[Dataset records]
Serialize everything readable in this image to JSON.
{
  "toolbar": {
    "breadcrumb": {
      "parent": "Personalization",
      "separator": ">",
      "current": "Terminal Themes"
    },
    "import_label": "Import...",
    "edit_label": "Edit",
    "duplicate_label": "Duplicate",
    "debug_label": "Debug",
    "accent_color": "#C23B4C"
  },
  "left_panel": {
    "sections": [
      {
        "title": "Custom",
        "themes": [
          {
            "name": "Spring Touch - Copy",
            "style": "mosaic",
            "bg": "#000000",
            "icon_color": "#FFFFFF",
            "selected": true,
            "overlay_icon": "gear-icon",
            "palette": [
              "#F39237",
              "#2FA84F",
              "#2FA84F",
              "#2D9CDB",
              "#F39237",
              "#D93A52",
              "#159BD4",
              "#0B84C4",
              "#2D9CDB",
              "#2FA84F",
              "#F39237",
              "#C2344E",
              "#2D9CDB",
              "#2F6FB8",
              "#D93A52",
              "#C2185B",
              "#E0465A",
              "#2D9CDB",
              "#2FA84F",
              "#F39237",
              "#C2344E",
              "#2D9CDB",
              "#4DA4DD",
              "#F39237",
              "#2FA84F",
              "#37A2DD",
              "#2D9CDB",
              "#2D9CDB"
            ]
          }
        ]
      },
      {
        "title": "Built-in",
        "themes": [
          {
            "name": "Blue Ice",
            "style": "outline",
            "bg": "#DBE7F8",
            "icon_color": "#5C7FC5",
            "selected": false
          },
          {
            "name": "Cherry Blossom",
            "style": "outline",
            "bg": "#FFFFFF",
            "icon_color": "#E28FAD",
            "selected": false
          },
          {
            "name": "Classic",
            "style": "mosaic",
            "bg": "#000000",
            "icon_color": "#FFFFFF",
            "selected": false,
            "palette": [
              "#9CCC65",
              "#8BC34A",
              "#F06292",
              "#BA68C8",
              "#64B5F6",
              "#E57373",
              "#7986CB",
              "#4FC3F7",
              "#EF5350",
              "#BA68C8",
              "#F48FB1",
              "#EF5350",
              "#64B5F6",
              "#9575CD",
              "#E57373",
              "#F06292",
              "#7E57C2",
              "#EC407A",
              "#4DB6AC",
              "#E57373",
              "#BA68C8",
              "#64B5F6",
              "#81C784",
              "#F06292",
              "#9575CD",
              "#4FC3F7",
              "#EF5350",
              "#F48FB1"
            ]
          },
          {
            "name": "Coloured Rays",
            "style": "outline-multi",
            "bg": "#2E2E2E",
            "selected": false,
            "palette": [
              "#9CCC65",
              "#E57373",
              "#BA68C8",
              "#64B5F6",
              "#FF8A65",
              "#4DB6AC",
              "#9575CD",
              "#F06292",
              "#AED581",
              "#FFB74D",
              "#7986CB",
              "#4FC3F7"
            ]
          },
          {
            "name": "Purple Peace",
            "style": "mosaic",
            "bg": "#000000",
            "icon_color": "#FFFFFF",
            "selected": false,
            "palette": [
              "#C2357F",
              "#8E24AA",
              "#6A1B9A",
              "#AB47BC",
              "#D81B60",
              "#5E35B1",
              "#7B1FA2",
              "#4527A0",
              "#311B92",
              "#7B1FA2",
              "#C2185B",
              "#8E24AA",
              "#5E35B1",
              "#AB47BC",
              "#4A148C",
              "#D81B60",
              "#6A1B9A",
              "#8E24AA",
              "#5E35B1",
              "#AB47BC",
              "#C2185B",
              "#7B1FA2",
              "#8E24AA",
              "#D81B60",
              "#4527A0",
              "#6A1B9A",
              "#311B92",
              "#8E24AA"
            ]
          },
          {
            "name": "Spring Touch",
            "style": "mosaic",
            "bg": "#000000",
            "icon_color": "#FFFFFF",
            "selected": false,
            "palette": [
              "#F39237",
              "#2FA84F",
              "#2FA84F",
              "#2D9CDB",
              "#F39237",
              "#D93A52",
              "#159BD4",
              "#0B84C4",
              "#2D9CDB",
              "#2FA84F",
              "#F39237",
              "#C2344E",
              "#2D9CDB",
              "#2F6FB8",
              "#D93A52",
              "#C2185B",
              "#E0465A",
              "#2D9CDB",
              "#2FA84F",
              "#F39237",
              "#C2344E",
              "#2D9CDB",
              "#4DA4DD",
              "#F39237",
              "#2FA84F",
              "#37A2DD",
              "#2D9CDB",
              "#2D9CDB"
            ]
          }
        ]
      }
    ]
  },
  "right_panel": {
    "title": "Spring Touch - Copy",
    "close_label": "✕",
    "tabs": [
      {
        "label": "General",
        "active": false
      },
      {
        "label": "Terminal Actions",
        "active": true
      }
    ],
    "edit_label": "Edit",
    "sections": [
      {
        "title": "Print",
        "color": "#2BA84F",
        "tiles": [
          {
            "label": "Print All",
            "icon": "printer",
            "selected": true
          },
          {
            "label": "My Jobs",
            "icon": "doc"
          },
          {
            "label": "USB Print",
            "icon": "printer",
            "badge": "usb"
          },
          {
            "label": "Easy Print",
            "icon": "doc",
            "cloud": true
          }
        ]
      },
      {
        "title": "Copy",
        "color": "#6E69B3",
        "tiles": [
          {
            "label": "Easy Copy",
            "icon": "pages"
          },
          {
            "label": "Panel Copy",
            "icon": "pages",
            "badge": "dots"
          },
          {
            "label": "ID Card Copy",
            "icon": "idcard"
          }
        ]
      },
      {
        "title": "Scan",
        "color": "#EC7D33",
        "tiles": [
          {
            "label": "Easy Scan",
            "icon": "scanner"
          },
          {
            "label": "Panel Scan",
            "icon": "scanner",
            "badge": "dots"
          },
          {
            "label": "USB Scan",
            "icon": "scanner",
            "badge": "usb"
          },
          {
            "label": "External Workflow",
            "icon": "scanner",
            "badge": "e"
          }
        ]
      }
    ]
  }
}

[The problem] Return all the data above once more, precisely as given.

[Output]
Serialize everything readable in this image to JSON.
{
  "toolbar": {
    "breadcrumb": {
      "parent": "Personalization",
      "separator": ">",
      "current": "Terminal Themes"
    },
    "import_label": "Import...",
    "edit_label": "Edit",
    "duplicate_label": "Duplicate",
    "debug_label": "Debug",
    "accent_color": "#C23B4C"
  },
  "left_panel": {
    "sections": [
      {
        "title": "Custom",
        "themes": [
          {
            "name": "Spring Touch - Copy",
            "style": "mosaic",
            "bg": "#000000",
            "icon_color": "#FFFFFF",
            "selected": true,
            "overlay_icon": "gear-icon",
            "palette": [
              "#F39237",
              "#2FA84F",
              "#2FA84F",
              "#2D9CDB",
              "#F39237",
              "#D93A52",
              "#159BD4",
              "#0B84C4",
              "#2D9CDB",
              "#2FA84F",
              "#F39237",
              "#C2344E",
              "#2D9CDB",
              "#2F6FB8",
              "#D93A52",
              "#C2185B",
              "#E0465A",
              "#2D9CDB",
              "#2FA84F",
              "#F39237",
              "#C2344E",
              "#2D9CDB",
              "#4DA4DD",
              "#F39237",
              "#2FA84F",
              "#37A2DD",
              "#2D9CDB",
              "#2D9CDB"
            ]
          }
        ]
      },
      {
        "title": "Built-in",
        "themes": [
          {
            "name": "Blue Ice",
            "style": "outline",
            "bg": "#DBE7F8",
            "icon_color": "#5C7FC5",
            "selected": false
          },
          {
            "name": "Cherry Blossom",
            "style": "outline",
            "bg": "#FFFFFF",
            "icon_color": "#E28FAD",
            "selected": false
          },
          {
            "name": "Classic",
            "style": "mosaic",
            "bg": "#000000",
            "icon_color": "#FFFFFF",
            "selected": false,
            "palette": [
              "#9CCC65",
              "#8BC34A",
              "#F06292",
              "#BA68C8",
              "#64B5F6",
              "#E57373",
              "#7986CB",
              "#4FC3F7",
              "#EF5350",
              "#BA68C8",
              "#F48FB1",
              "#EF5350",
              "#64B5F6",
              "#9575CD",
              "#E57373",
              "#F06292",
              "#7E57C2",
              "#EC407A",
              "#4DB6AC",
              "#E57373",
              "#BA68C8",
              "#64B5F6",
              "#81C784",
              "#F06292",
              "#9575CD",
              "#4FC3F7",
              "#EF5350",
              "#F48FB1"
            ]
          },
          {
            "name": "Coloured Rays",
            "style": "outline-multi",
            "bg": "#2E2E2E",
            "selected": false,
            "palette": [
              "#9CCC65",
              "#E57373",
              "#BA68C8",
              "#64B5F6",
              "#FF8A65",
              "#4DB6AC",
              "#9575CD",
              "#F06292",
              "#AED581",
              "#FFB74D",
              "#7986CB",
              "#4FC3F7"
            ]
          },
          {
            "name": "Purple Peace",
            "style": "mosaic",
            "bg": "#000000",
            "icon_color": "#FFFFFF",
            "selected": false,
            "palette": [
              "#C2357F",
              "#8E24AA",
              "#6A1B9A",
              "#AB47BC",
              "#D81B60",
              "#5E35B1",
              "#7B1FA2",
              "#4527A0",
              "#311B92",
              "#7B1FA2",
              "#C2185B",
              "#8E24AA",
              "#5E35B1",
              "#AB47BC",
              "#4A148C",
              "#D81B60",
              "#6A1B9A",
              "#8E24AA",
              "#5E35B1",
              "#AB47BC",
              "#C2185B",
              "#7B1FA2",
              "#8E24AA",
              "#D81B60",
              "#4527A0",
              "#6A1B9A",
              "#311B92",
              "#8E24AA"
            ]
          },
          {
            "name": "Spring Touch",
            "style": "mosaic",
            "bg": "#000000",
            "icon_color": "#FFFFFF",
            "selected": false,
            "palette": [
              "#F39237",
              "#2FA84F",
              "#2FA84F",
              "#2D9CDB",
              "#F39237",
              "#D93A52",
              "#159BD4",
              "#0B84C4",
              "#2D9CDB",
              "#2FA84F",
              "#F39237",
              "#C2344E",
              "#2D9CDB",
              "#2F6FB8",
              "#D93A52",
              "#C2185B",
              "#E0465A",
              "#2D9CDB",
              "#2FA84F",
              "#F39237",
              "#C2344E",
              "#2D9CDB",
              "#4DA4DD",
              "#F39237",
              "#2FA84F",
              "#37A2DD",
              "#2D9CDB",
              "#2D9CDB"
            ]
          }
        ]
      }
    ]
  },
  "right_panel": {
    "title": "Spring Touch - Copy",
    "close_label": "✕",
    "tabs": [
      {
        "label": "General",
        "active": false
      },
      {
        "label": "Terminal Actions",
        "active": true
      }
    ],
    "edit_label": "Edit",
    "sections": [
      {
        "title": "Print",
        "color": "#2BA84F",
        "tiles": [
          {
            "label": "Print All",
            "icon": "printer",
            "selected": true
          },
          {
            "label": "My Jobs",
            "icon": "doc"
          },
          {
            "label": "USB Print",
            "icon": "printer",
            "badge": "usb"
          },
          {
            "label": "Easy Print",
            "icon": "doc",
            "cloud": true
          }
        ]
      },
      {
        "title": "Copy",
        "color": "#6E69B3",
        "tiles": [
          {
            "label": "Easy Copy",
            "icon": "pages"
          },
          {
            "label": "Panel Copy",
            "icon": "pages",
            "badge": "dots"
          },
          {
            "label": "ID Card Copy",
            "icon": "idcard"
          }
        ]
      },
      {
        "title": "Scan",
        "color": "#EC7D33",
        "tiles": [
          {
            "label": "Easy Scan",
            "icon": "scanner"
          },
          {
            "label": "Panel Scan",
            "icon": "scanner",
            "badge": "dots"
          },
          {
            "label": "USB Scan",
            "icon": "scanner",
            "badge": "usb"
          },
          {
            "label": "External Workflow",
            "icon": "scanner",
            "badge": "e"
          }
        ]
      }
    ]
  }
}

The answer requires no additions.